Task to complete | In the sales tax discussion below, what sales tax rate does Texas charge?

Document extract |
_ _ _ _ _
Just an FYI - food is not taxed in Minnesota
I just got charged sales tax as well. Meh should know better since we are both in Texas.
@mjsanko @ironcheftoni Bold of you both to assume what you’re buying is actually “food.”
We’ll take a look in the morning and if this was put in the wrong tax code we can shoot the pocket change back your way.
I’m sorry you even have a sales tax. We don’t have one in Montana.
@Kyser_Soze
Parts of Montana
Others do have some sales tax
Varies by county
@Kyser_Soze yeah, but do you have a state income tax? State property tax? The gov’mint’s gotta take their piece of the pie from somewhere, somehow.
@ironcheftoni @Kyser_Soze True they have to get it from somewhere but that doesn’t mean you see anything much from it. The sales tax in the city I live in is 8% and TX charges 8.25%. TX doesn’t have a state income tax and my state does. Together sales and state income tax is more here than there. We live in a third world country with nothing to show for the difference, let alone that it is even so high to begin with. Oh wait. Corruption, embezzlement… we need a higher sales tax to begin with as our city officials need money for those activities. Those activities are expensive.
_ _ _ _ _
Recorded data |
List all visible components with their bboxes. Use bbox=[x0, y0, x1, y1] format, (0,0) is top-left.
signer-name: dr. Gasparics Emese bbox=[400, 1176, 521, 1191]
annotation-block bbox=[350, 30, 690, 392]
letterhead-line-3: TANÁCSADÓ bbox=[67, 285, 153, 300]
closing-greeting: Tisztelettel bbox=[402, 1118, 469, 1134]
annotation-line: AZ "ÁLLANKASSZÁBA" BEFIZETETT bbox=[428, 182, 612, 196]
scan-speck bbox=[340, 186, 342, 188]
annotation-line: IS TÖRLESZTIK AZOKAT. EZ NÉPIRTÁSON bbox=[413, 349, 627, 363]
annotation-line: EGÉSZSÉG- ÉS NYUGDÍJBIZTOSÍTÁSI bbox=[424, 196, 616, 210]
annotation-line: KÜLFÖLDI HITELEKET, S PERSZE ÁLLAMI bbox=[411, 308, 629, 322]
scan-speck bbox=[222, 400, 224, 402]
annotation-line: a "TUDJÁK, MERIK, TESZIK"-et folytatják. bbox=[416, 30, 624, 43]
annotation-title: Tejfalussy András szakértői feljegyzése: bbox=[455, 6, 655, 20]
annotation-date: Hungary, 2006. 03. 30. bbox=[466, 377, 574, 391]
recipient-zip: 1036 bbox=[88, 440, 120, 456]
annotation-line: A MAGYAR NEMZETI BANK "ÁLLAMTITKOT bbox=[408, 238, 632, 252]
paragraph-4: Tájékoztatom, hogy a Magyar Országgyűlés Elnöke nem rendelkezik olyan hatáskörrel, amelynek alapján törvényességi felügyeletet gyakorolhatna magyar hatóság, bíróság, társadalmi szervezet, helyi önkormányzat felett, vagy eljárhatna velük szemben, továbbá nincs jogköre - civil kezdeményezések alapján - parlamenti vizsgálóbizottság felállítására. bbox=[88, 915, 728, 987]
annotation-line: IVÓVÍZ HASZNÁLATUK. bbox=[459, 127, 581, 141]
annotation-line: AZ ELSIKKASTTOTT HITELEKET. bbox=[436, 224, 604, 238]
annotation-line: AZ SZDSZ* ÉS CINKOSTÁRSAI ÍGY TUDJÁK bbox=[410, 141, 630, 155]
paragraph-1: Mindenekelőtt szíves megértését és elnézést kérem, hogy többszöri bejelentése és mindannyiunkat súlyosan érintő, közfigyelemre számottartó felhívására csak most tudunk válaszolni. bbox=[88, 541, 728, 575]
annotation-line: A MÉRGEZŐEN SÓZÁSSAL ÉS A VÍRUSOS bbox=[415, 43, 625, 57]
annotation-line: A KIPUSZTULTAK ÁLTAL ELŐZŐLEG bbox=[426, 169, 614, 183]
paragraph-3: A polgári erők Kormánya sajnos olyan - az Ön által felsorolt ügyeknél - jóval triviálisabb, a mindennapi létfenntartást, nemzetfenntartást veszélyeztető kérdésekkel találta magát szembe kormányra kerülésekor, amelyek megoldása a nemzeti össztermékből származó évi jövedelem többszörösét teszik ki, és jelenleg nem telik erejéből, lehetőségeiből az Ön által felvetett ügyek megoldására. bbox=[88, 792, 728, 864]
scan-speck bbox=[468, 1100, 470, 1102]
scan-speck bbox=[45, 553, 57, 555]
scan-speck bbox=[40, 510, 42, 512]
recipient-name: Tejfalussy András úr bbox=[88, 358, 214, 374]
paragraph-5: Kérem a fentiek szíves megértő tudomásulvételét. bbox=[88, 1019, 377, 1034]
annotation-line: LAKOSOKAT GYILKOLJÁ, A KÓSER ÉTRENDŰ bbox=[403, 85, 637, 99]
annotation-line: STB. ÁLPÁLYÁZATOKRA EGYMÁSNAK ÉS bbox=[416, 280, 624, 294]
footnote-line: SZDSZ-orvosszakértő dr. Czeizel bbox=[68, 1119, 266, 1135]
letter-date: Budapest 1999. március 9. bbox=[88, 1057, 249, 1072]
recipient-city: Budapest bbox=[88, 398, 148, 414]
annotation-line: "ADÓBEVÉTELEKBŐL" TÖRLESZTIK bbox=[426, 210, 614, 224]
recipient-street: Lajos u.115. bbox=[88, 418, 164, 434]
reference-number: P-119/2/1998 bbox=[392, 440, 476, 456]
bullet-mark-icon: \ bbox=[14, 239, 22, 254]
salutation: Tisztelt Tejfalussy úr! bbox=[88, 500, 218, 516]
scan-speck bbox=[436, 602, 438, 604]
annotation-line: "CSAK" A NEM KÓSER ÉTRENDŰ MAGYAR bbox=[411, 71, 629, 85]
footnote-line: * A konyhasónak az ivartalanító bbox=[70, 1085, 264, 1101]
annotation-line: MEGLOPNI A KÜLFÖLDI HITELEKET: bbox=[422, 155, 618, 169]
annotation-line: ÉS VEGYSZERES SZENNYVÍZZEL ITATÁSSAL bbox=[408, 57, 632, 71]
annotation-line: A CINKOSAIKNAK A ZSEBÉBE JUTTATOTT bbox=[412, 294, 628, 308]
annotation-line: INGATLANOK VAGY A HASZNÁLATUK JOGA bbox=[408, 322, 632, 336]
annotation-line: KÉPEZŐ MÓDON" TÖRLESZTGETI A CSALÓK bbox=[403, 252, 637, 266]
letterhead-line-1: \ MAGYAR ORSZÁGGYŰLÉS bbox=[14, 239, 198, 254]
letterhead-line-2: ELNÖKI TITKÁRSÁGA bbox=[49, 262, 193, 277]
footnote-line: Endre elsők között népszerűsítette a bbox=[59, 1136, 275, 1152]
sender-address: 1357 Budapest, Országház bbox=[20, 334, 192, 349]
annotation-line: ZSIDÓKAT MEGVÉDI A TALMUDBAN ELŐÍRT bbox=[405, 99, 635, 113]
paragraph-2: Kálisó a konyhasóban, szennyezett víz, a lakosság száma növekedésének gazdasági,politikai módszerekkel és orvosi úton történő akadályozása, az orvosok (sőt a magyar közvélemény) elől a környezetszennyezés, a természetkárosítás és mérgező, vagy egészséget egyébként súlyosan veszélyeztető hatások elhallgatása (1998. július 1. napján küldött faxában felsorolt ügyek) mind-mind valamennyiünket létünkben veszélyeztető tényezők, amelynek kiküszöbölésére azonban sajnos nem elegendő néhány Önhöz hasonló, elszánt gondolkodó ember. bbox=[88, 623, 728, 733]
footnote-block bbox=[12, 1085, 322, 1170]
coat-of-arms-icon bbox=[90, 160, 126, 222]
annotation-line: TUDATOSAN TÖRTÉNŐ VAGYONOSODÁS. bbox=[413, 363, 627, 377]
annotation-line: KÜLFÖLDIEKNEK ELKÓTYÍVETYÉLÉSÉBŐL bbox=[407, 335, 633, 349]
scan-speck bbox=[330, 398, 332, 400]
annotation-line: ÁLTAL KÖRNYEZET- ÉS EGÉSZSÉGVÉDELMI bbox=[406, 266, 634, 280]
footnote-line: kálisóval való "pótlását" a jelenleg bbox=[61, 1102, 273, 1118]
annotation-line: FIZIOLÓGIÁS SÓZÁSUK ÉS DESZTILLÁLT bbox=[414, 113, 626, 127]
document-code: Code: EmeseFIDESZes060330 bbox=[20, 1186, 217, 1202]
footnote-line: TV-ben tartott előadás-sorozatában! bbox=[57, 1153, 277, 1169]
_ _ _ _ _
Task output | 8.25%